## Written problem
Transcribe all the entries word for word, skipping the pictures.

# START OF Input

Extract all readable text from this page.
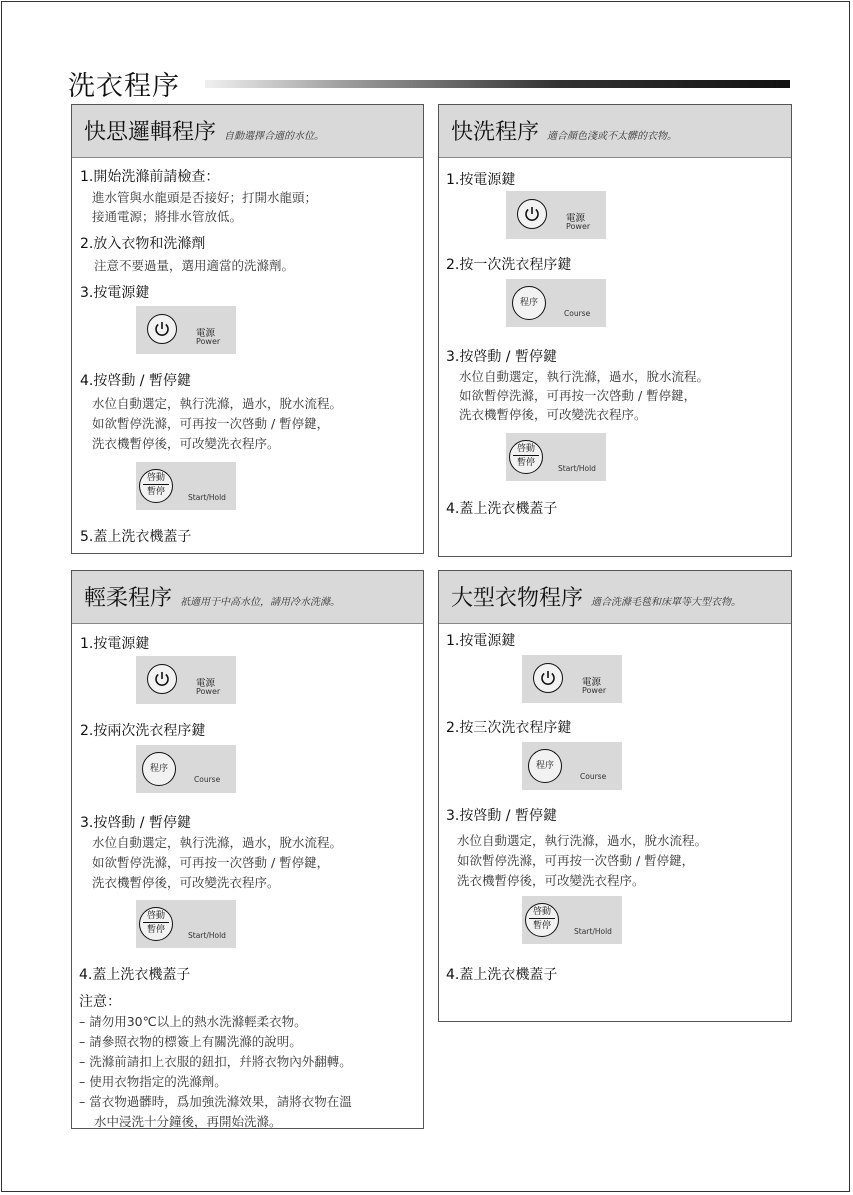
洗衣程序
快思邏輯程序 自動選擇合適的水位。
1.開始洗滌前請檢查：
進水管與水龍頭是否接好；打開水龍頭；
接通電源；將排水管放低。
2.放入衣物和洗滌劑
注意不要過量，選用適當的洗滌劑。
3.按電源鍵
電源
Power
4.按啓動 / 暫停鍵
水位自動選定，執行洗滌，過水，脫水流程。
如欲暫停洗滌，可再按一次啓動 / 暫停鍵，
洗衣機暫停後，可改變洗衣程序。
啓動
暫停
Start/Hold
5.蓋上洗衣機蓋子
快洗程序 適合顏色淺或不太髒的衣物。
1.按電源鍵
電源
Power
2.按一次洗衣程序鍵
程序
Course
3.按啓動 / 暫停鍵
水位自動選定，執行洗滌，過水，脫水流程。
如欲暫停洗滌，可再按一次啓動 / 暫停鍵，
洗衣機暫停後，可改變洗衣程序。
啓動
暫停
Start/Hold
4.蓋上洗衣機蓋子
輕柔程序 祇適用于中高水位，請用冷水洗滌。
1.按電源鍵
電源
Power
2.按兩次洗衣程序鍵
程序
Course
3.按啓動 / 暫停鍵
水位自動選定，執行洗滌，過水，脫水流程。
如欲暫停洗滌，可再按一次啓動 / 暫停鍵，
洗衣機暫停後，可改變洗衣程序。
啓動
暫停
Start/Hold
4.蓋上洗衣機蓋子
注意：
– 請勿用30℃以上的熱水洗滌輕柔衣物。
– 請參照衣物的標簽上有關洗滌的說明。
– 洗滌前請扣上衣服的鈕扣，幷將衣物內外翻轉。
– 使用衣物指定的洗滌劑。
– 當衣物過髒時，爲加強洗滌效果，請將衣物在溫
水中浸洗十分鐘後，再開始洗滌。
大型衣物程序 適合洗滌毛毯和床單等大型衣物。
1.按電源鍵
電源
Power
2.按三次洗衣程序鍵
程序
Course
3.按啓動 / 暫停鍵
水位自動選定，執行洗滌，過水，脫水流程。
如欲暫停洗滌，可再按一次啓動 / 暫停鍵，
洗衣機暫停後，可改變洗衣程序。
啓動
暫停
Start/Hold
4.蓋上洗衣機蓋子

# END OF Input

## The answer
Extract all readable text from this page.
洗衣程序
快思邏輯程序 自動選擇合適的水位。
1.開始洗滌前請檢查：
進水管與水龍頭是否接好；打開水龍頭；
接通電源；將排水管放低。
2.放入衣物和洗滌劑
注意不要過量，選用適當的洗滌劑。
3.按電源鍵
電源
Power
4.按啓動 / 暫停鍵
水位自動選定，執行洗滌，過水，脫水流程。
如欲暫停洗滌，可再按一次啓動 / 暫停鍵，
洗衣機暫停後，可改變洗衣程序。
啓動
暫停
Start/Hold
5.蓋上洗衣機蓋子
快洗程序 適合顏色淺或不太髒的衣物。
1.按電源鍵
電源
Power
2.按一次洗衣程序鍵
程序
Course
3.按啓動 / 暫停鍵
水位自動選定，執行洗滌，過水，脫水流程。
如欲暫停洗滌，可再按一次啓動 / 暫停鍵，
洗衣機暫停後，可改變洗衣程序。
啓動
暫停
Start/Hold
4.蓋上洗衣機蓋子
輕柔程序 祇適用于中高水位，請用冷水洗滌。
1.按電源鍵
電源
Power
2.按兩次洗衣程序鍵
程序
Course
3.按啓動 / 暫停鍵
水位自動選定，執行洗滌，過水，脫水流程。
如欲暫停洗滌，可再按一次啓動 / 暫停鍵，
洗衣機暫停後，可改變洗衣程序。
啓動
暫停
Start/Hold
4.蓋上洗衣機蓋子
注意：
– 請勿用30℃以上的熱水洗滌輕柔衣物。
– 請參照衣物的標簽上有關洗滌的說明。
– 洗滌前請扣上衣服的鈕扣，幷將衣物內外翻轉。
– 使用衣物指定的洗滌劑。
– 當衣物過髒時，爲加強洗滌效果，請將衣物在溫
水中浸洗十分鐘後，再開始洗滌。
大型衣物程序 適合洗滌毛毯和床單等大型衣物。
1.按電源鍵
電源
Power
2.按三次洗衣程序鍵
程序
Course
3.按啓動 / 暫停鍵
水位自動選定，執行洗滌，過水，脫水流程。
如欲暫停洗滌，可再按一次啓動 / 暫停鍵，
洗衣機暫停後，可改變洗衣程序。
啓動
暫停
Start/Hold
4.蓋上洗衣機蓋子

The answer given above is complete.